- Objective
Here are some records. Copy each one exactly.
* begin Records *
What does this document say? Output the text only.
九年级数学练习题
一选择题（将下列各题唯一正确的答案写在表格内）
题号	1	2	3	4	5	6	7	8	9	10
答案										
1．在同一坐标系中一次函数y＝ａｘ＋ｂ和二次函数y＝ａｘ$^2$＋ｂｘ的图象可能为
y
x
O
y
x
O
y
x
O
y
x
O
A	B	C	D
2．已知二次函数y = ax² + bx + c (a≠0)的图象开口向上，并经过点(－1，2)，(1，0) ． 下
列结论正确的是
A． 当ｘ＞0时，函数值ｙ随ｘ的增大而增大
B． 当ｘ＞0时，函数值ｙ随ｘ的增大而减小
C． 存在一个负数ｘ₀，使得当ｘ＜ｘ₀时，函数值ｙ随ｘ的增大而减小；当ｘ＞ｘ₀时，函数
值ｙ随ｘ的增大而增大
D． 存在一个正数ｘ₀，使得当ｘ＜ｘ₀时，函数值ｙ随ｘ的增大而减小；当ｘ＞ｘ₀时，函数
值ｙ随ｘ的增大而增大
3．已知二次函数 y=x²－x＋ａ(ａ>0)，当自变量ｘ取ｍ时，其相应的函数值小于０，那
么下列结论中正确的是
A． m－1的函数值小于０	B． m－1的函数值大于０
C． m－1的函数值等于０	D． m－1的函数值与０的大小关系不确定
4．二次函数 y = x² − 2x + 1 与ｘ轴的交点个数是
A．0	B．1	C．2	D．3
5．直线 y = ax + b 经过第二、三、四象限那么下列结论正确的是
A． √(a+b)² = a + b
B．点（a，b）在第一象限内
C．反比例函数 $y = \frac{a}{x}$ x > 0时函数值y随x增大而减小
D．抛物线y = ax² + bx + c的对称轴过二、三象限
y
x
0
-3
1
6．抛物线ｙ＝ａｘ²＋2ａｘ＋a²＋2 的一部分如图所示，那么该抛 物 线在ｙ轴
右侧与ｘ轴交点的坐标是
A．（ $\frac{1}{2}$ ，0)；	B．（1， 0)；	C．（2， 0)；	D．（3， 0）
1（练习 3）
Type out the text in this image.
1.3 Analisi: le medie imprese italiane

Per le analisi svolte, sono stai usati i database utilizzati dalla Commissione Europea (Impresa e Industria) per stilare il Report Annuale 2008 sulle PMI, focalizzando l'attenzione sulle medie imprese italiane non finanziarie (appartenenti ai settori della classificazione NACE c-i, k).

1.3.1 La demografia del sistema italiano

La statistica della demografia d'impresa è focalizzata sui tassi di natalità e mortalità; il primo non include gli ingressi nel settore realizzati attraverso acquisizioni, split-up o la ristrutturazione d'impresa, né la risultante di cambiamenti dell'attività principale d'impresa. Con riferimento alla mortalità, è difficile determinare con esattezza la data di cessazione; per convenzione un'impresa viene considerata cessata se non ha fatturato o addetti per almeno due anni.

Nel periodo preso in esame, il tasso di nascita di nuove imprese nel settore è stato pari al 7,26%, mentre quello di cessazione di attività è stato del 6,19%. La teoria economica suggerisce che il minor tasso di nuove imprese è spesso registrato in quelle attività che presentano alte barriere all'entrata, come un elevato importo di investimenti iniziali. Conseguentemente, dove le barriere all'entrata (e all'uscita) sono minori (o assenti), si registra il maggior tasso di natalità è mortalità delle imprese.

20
* end Records *
- Reply to the task
What does this document say? Output the text only.
九年级数学练习题
一选择题（将下列各题唯一正确的答案写在表格内）
题号	1	2	3	4	5	6	7	8	9	10
答案										
1．在同一坐标系中一次函数y＝ａｘ＋ｂ和二次函数y＝ａｘ$^2$＋ｂｘ的图象可能为
y
x
O
y
x
O
y
x
O
y
x
O
A	B	C	D
2．已知二次函数y = ax² + bx + c (a≠0)的图象开口向上，并经过点(－1，2)，(1，0) ． 下
列结论正确的是
A． 当ｘ＞0时，函数值ｙ随ｘ的增大而增大
B． 当ｘ＞0时，函数值ｙ随ｘ的增大而减小
C． 存在一个负数ｘ₀，使得当ｘ＜ｘ₀时，函数值ｙ随ｘ的增大而减小；当ｘ＞ｘ₀时，函数
值ｙ随ｘ的增大而增大
D． 存在一个正数ｘ₀，使得当ｘ＜ｘ₀时，函数值ｙ随ｘ的增大而减小；当ｘ＞ｘ₀时，函数
值ｙ随ｘ的增大而增大
3．已知二次函数 y=x²－x＋ａ(ａ>0)，当自变量ｘ取ｍ时，其相应的函数值小于０，那
么下列结论中正确的是
A． m－1的函数值小于０	B． m－1的函数值大于０
C． m－1的函数值等于０	D． m－1的函数值与０的大小关系不确定
4．二次函数 y = x² − 2x + 1 与ｘ轴的交点个数是
A．0	B．1	C．2	D．3
5．直线 y = ax + b 经过第二、三、四象限那么下列结论正确的是
A． √(a+b)² = a + b
B．点（a，b）在第一象限内
C．反比例函数 $y = \frac{a}{x}$ x > 0时函数值y随x增大而减小
D．抛物线y = ax² + bx + c的对称轴过二、三象限
y
x
0
-3
1
6．抛物线ｙ＝ａｘ²＋2ａｘ＋a²＋2 的一部分如图所示，那么该抛 物 线在ｙ轴
右侧与ｘ轴交点的坐标是
A．（ $\frac{1}{2}$ ，0)；	B．（1， 0)；	C．（2， 0)；	D．（3， 0）
1（练习 3）
Type out the text in this image.
1.3 Analisi: le medie imprese italiane

Per le analisi svolte, sono stai usati i database utilizzati dalla Commissione Europea (Impresa e Industria) per stilare il Report Annuale 2008 sulle PMI, focalizzando l'attenzione sulle medie imprese italiane non finanziarie (appartenenti ai settori della classificazione NACE c-i, k).

1.3.1 La demografia del sistema italiano

La statistica della demografia d'impresa è focalizzata sui tassi di natalità e mortalità; il primo non include gli ingressi nel settore realizzati attraverso acquisizioni, split-up o la ristrutturazione d'impresa, né la risultante di cambiamenti dell'attività principale d'impresa. Con riferimento alla mortalità, è difficile determinare con esattezza la data di cessazione; per convenzione un'impresa viene considerata cessata se non ha fatturato o addetti per almeno due anni.

Nel periodo preso in esame, il tasso di nascita di nuove imprese nel settore è stato pari al 7,26%, mentre quello di cessazione di attività è stato del 6,19%. La teoria economica suggerisce che il minor tasso di nuove imprese è spesso registrato in quelle attività che presentano alte barriere all'entrata, come un elevato importo di investimenti iniziali. Conseguentemente, dove le barriere all'entrata (e all'uscita) sono minori (o assenti), si registra il maggior tasso di natalità è mortalità delle imprese.

20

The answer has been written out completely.